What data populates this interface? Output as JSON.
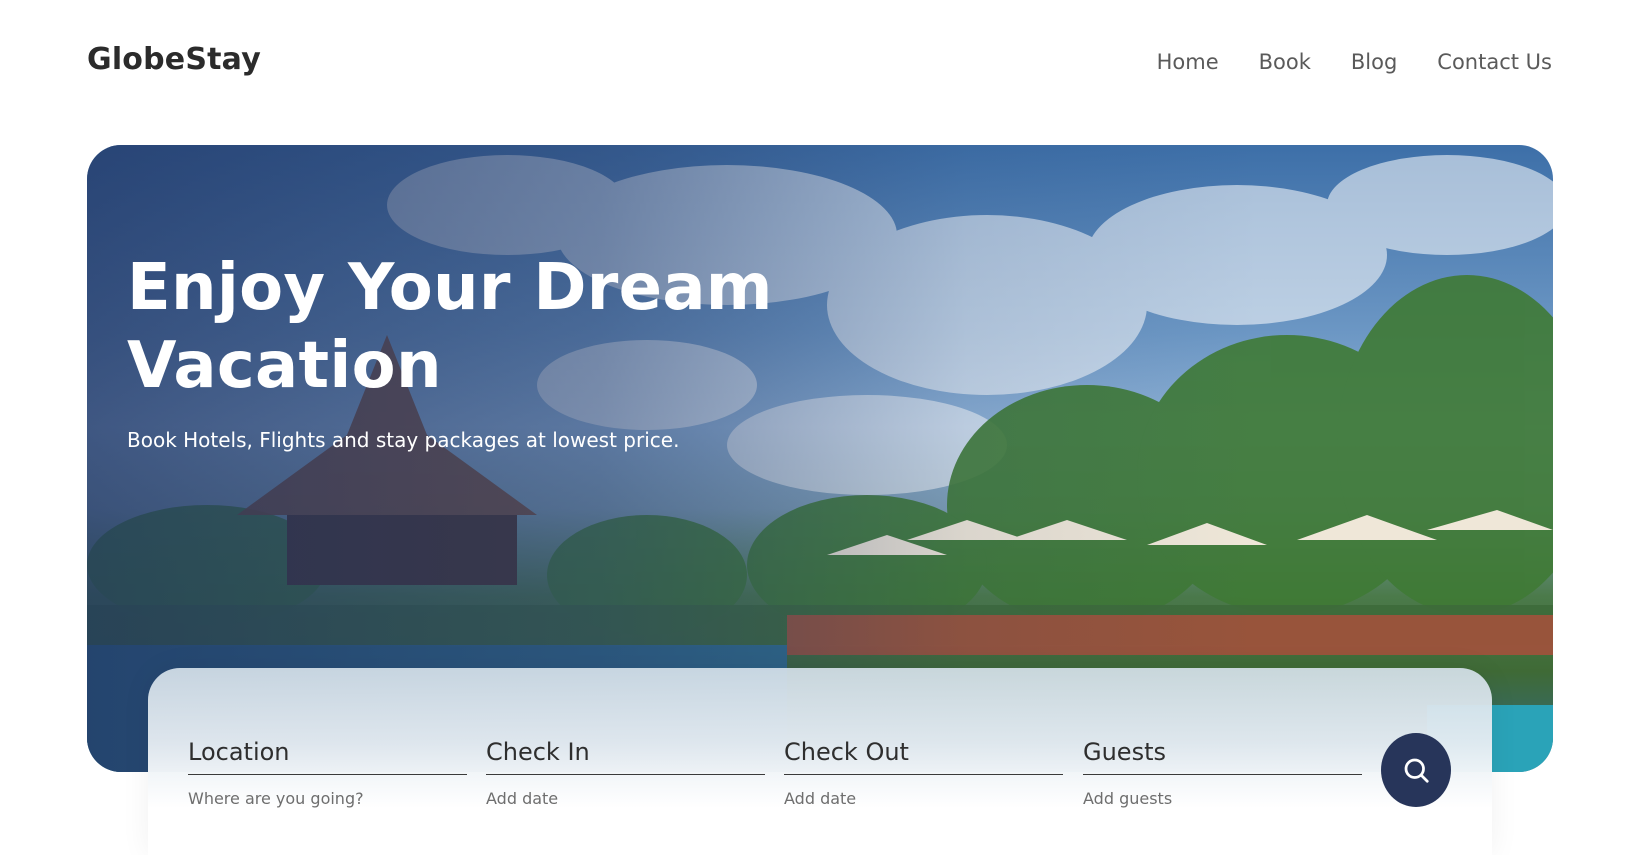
{
  "brand": {
    "name": "GlobeStay"
  },
  "nav": {
    "items": [
      {
        "label": "Home"
      },
      {
        "label": "Book"
      },
      {
        "label": "Blog"
      },
      {
        "label": "Contact Us"
      }
    ]
  },
  "hero": {
    "title": "Enjoy Your Dream Vacation",
    "subtitle": "Book Hotels, Flights and stay packages at lowest price."
  },
  "search": {
    "fields": [
      {
        "label": "Location",
        "placeholder": "Where are you going?"
      },
      {
        "label": "Check In",
        "placeholder": "Add date"
      },
      {
        "label": "Check Out",
        "placeholder": "Add date"
      },
      {
        "label": "Guests",
        "placeholder": "Add guests"
      }
    ],
    "button_icon": "search-icon"
  },
  "colors": {
    "accent": "#27355a",
    "text": "#2b2b2b",
    "muted": "#6e6e6e"
  }
}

What is being asked: Copy the records exactly. Skip the pictures.

Task solution:
What data populates this interface? Output as JSON.
{
  "brand": {
    "name": "GlobeStay"
  },
  "nav": {
    "items": [
      {
        "label": "Home"
      },
      {
        "label": "Book"
      },
      {
        "label": "Blog"
      },
      {
        "label": "Contact Us"
      }
    ]
  },
  "hero": {
    "title": "Enjoy Your Dream Vacation",
    "subtitle": "Book Hotels, Flights and stay packages at lowest price."
  },
  "search": {
    "fields": [
      {
        "label": "Location",
        "placeholder": "Where are you going?"
      },
      {
        "label": "Check In",
        "placeholder": "Add date"
      },
      {
        "label": "Check Out",
        "placeholder": "Add date"
      },
      {
        "label": "Guests",
        "placeholder": "Add guests"
      }
    ],
    "button_icon": "search-icon"
  },
  "colors": {
    "accent": "#27355a",
    "text": "#2b2b2b",
    "muted": "#6e6e6e"
  }
}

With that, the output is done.